TASK PROMPT: Each line below should be reproduced without any alteration.
— start —
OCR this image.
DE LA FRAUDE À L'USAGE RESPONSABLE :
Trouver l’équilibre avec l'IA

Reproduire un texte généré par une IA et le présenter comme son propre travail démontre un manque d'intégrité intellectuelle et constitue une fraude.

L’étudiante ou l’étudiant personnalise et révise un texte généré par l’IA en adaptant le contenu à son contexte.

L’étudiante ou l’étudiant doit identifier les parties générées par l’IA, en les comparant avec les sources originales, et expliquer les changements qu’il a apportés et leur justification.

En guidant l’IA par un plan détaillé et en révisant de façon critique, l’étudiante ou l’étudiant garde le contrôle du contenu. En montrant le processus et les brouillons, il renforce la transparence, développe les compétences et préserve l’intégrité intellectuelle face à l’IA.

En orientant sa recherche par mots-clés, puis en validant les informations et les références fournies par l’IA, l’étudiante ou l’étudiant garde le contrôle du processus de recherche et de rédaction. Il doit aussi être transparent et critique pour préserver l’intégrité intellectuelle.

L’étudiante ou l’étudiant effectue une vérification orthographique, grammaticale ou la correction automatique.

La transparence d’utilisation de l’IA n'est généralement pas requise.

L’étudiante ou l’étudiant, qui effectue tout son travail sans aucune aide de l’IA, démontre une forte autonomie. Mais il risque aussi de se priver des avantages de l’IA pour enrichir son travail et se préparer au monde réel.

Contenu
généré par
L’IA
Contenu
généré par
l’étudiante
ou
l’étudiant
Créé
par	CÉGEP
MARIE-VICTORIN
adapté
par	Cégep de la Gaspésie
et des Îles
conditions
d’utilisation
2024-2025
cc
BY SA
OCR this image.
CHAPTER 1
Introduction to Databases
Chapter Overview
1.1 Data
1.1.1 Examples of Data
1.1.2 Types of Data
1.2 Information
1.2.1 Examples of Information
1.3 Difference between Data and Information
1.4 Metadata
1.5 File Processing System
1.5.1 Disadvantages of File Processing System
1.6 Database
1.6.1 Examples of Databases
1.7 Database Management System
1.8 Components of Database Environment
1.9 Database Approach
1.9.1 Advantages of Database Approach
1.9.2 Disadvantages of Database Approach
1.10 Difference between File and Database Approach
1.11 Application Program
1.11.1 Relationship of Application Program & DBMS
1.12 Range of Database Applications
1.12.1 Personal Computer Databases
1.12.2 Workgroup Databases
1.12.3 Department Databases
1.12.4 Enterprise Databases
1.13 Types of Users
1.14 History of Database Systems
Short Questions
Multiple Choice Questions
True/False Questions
— end —
COMPLETED EXERCISE:
OCR this image.
DE LA FRAUDE À L'USAGE RESPONSABLE :
Trouver l’équilibre avec l'IA

Reproduire un texte généré par une IA et le présenter comme son propre travail démontre un manque d'intégrité intellectuelle et constitue une fraude.

L’étudiante ou l’étudiant personnalise et révise un texte généré par l’IA en adaptant le contenu à son contexte.

L’étudiante ou l’étudiant doit identifier les parties générées par l’IA, en les comparant avec les sources originales, et expliquer les changements qu’il a apportés et leur justification.

En guidant l’IA par un plan détaillé et en révisant de façon critique, l’étudiante ou l’étudiant garde le contrôle du contenu. En montrant le processus et les brouillons, il renforce la transparence, développe les compétences et préserve l’intégrité intellectuelle face à l’IA.

En orientant sa recherche par mots-clés, puis en validant les informations et les références fournies par l’IA, l’étudiante ou l’étudiant garde le contrôle du processus de recherche et de rédaction. Il doit aussi être transparent et critique pour préserver l’intégrité intellectuelle.

L’étudiante ou l’étudiant effectue une vérification orthographique, grammaticale ou la correction automatique.

La transparence d’utilisation de l’IA n'est généralement pas requise.

L’étudiante ou l’étudiant, qui effectue tout son travail sans aucune aide de l’IA, démontre une forte autonomie. Mais il risque aussi de se priver des avantages de l’IA pour enrichir son travail et se préparer au monde réel.

Contenu
généré par
L’IA
Contenu
généré par
l’étudiante
ou
l’étudiant
Créé
par	CÉGEP
MARIE-VICTORIN
adapté
par	Cégep de la Gaspésie
et des Îles
conditions
d’utilisation
2024-2025
cc
BY SA
OCR this image.
CHAPTER 1
Introduction to Databases
Chapter Overview
1.1 Data
1.1.1 Examples of Data
1.1.2 Types of Data
1.2 Information
1.2.1 Examples of Information
1.3 Difference between Data and Information
1.4 Metadata
1.5 File Processing System
1.5.1 Disadvantages of File Processing System
1.6 Database
1.6.1 Examples of Databases
1.7 Database Management System
1.8 Components of Database Environment
1.9 Database Approach
1.9.1 Advantages of Database Approach
1.9.2 Disadvantages of Database Approach
1.10 Difference between File and Database Approach
1.11 Application Program
1.11.1 Relationship of Application Program & DBMS
1.12 Range of Database Applications
1.12.1 Personal Computer Databases
1.12.2 Workgroup Databases
1.12.3 Department Databases
1.12.4 Enterprise Databases
1.13 Types of Users
1.14 History of Database Systems
Short Questions
Multiple Choice Questions
True/False Questions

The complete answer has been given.